_Exercise objective_. Find and copy each line of the records where the string "TradingView" shows up.

[Figure record listings]
:::::
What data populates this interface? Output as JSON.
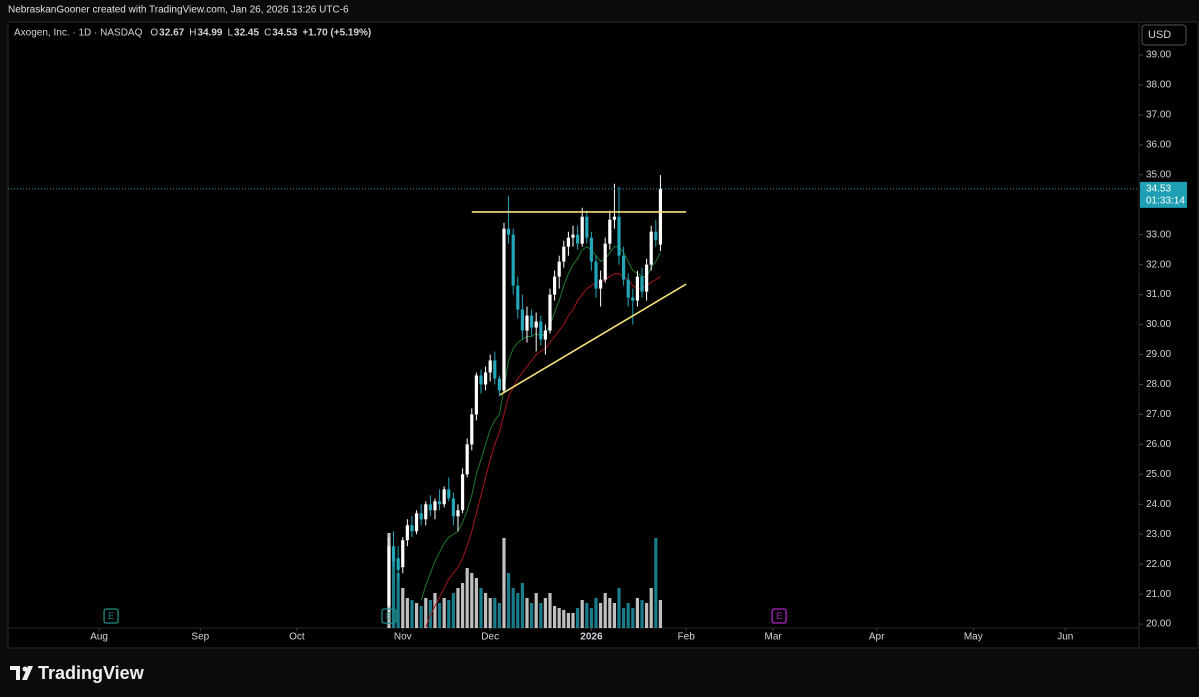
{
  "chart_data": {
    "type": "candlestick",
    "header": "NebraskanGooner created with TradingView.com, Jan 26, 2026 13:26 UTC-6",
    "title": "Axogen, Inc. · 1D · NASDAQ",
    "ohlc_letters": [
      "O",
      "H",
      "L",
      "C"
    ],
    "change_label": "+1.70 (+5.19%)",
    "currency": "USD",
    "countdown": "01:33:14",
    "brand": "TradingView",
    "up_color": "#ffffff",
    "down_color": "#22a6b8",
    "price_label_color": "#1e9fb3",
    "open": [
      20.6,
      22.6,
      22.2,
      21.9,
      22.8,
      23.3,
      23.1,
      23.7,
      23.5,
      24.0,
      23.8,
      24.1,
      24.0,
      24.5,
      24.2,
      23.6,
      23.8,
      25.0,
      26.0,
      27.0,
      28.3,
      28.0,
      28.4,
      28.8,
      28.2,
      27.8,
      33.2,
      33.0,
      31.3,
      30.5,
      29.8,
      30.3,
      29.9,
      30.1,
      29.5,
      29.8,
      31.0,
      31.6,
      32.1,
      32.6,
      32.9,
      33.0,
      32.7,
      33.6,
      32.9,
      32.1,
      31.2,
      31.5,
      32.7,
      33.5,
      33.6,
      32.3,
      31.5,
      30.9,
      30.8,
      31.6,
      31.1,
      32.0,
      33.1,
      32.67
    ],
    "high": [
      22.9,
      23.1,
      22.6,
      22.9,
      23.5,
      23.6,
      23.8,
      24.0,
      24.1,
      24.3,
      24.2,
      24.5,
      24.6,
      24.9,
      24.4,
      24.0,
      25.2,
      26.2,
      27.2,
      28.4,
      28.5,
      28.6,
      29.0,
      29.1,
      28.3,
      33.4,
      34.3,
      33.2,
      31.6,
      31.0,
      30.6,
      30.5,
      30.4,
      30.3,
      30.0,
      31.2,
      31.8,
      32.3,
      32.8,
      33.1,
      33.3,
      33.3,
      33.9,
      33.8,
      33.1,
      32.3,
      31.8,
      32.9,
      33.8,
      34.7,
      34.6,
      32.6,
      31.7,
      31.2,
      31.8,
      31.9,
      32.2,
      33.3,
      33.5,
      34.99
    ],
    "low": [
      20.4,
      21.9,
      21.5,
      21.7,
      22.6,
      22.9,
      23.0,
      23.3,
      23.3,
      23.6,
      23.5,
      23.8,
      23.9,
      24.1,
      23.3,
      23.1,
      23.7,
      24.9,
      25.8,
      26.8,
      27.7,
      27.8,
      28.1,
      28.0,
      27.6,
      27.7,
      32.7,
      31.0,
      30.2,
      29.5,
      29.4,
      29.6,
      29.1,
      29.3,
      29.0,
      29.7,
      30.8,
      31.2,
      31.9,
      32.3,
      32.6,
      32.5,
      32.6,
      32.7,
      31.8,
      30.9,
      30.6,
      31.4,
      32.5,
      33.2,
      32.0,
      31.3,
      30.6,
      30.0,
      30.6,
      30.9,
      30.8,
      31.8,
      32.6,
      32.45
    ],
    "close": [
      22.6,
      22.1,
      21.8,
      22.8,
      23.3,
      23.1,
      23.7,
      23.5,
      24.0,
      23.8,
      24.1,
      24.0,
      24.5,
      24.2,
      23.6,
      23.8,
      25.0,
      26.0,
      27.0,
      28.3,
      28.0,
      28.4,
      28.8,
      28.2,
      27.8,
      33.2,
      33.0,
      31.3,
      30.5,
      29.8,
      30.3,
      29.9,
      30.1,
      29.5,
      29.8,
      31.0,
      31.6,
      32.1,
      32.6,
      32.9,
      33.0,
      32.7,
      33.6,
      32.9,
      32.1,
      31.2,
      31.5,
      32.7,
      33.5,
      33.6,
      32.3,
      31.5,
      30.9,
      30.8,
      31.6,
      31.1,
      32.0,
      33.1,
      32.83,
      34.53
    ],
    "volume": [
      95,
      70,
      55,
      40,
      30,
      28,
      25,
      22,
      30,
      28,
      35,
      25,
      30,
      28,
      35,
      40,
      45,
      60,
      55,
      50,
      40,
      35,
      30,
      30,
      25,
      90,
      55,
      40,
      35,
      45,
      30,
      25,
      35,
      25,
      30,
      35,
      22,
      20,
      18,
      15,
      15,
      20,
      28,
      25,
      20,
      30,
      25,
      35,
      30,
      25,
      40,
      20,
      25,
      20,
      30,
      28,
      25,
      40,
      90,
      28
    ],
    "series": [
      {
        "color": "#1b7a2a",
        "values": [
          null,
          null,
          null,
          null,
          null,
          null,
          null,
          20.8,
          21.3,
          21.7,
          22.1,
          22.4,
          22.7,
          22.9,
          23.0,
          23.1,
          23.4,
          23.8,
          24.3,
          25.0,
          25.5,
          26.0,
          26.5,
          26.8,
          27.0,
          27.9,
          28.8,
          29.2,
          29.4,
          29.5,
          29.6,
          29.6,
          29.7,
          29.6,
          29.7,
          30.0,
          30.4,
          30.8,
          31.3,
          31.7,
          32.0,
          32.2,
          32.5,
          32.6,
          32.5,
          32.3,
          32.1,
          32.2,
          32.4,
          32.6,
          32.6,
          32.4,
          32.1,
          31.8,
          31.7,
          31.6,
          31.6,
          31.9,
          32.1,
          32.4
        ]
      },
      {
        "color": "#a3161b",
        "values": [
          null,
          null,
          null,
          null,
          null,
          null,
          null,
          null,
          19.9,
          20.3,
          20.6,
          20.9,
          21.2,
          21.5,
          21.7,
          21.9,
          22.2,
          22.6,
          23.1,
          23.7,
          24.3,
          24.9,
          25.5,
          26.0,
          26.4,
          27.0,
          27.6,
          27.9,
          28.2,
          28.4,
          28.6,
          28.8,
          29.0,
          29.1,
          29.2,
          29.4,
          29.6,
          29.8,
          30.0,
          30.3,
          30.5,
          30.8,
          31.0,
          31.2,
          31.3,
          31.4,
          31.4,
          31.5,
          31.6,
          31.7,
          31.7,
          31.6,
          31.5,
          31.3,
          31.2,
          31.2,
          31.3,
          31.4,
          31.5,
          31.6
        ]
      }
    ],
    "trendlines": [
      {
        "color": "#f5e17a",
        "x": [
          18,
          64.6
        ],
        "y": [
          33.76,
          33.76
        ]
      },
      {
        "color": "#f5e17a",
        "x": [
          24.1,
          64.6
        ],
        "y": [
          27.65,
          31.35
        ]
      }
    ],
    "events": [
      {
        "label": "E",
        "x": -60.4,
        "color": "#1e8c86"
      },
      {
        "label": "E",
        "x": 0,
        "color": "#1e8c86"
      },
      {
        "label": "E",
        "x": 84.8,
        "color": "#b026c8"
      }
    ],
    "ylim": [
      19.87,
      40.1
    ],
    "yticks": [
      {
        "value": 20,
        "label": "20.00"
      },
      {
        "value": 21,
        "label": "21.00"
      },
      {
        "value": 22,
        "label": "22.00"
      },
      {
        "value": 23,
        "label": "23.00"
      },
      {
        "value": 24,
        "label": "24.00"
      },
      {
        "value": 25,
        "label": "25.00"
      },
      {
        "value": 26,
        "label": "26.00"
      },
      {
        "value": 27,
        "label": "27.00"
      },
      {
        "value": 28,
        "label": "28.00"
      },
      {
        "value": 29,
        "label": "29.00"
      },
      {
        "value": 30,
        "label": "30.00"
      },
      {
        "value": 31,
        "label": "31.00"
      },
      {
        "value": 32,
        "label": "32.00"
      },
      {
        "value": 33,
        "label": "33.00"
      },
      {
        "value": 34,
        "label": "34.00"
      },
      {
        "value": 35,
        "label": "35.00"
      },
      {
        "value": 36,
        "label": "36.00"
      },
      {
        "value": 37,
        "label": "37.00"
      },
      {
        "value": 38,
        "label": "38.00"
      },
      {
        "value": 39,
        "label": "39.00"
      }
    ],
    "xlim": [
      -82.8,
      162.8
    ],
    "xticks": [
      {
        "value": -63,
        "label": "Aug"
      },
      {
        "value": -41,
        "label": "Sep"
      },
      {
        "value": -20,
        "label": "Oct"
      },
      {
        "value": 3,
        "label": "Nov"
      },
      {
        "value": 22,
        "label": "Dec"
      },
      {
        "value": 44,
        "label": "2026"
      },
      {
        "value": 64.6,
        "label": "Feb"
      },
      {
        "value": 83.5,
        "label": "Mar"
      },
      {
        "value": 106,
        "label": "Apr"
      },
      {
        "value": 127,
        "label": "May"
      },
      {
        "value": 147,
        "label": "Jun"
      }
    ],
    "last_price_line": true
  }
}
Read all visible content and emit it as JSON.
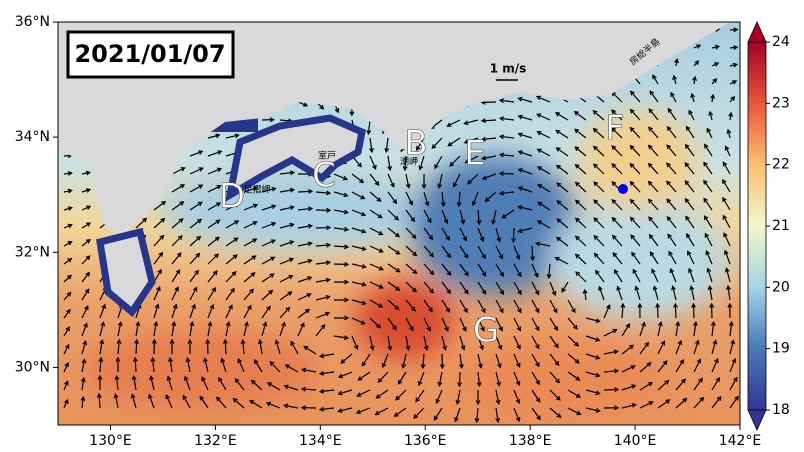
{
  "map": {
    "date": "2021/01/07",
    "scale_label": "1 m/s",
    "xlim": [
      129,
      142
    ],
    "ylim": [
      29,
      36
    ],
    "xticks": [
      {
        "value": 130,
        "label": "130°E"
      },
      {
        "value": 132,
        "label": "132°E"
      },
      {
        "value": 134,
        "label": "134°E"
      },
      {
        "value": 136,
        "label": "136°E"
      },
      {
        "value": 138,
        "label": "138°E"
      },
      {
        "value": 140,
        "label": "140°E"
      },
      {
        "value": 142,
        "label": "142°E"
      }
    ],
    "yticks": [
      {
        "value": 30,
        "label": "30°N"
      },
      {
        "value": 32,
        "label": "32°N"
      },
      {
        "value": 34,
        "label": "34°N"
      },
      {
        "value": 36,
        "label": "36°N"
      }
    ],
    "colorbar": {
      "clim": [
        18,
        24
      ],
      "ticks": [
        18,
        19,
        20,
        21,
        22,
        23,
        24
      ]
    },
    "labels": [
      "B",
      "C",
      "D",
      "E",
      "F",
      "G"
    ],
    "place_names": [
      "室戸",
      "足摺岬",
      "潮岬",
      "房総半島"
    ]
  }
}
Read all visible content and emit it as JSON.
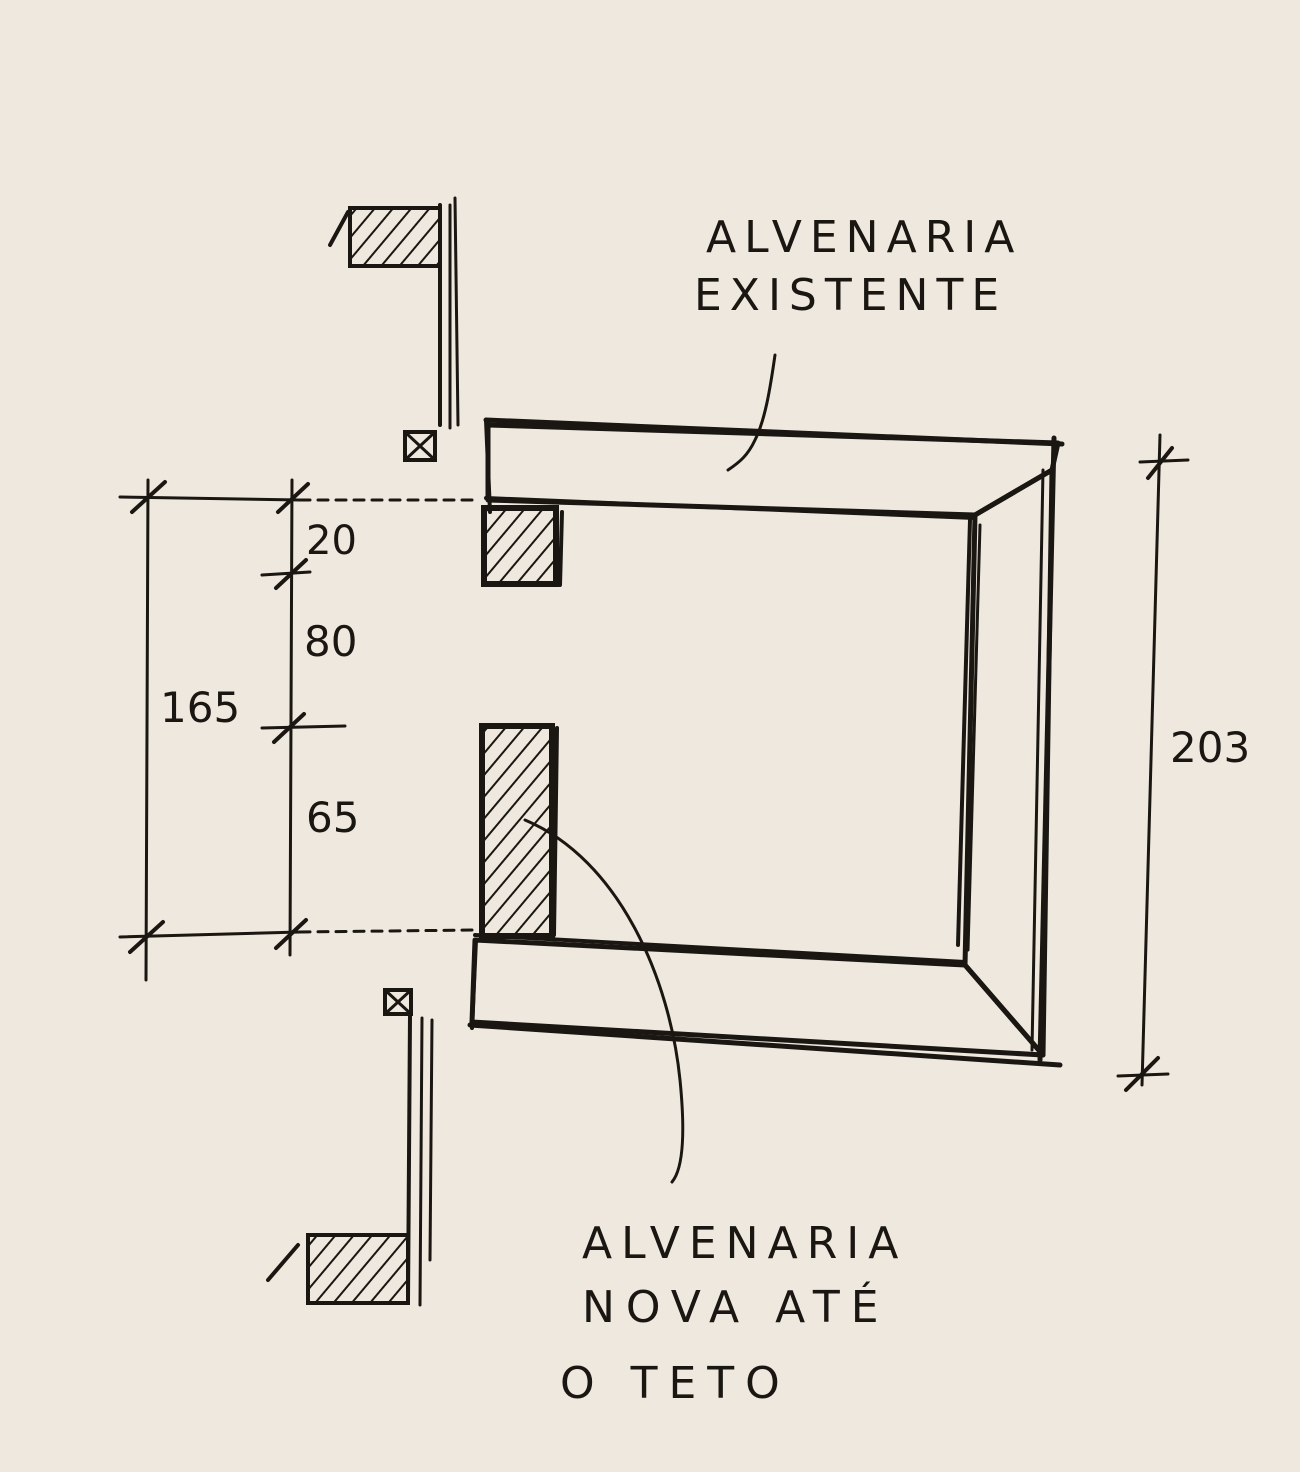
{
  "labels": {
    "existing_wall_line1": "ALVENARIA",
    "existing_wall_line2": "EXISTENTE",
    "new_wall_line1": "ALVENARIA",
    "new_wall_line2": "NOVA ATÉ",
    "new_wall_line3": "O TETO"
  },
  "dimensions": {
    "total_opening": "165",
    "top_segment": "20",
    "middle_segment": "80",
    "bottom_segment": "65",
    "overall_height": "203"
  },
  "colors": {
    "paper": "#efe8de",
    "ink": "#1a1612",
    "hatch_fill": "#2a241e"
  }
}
:::::
_Full response_.
    "header": "NebraskanGooner created with TradingView.com, Jan 26, 2026 13:26 UTC-6",
    "brand": "TradingView",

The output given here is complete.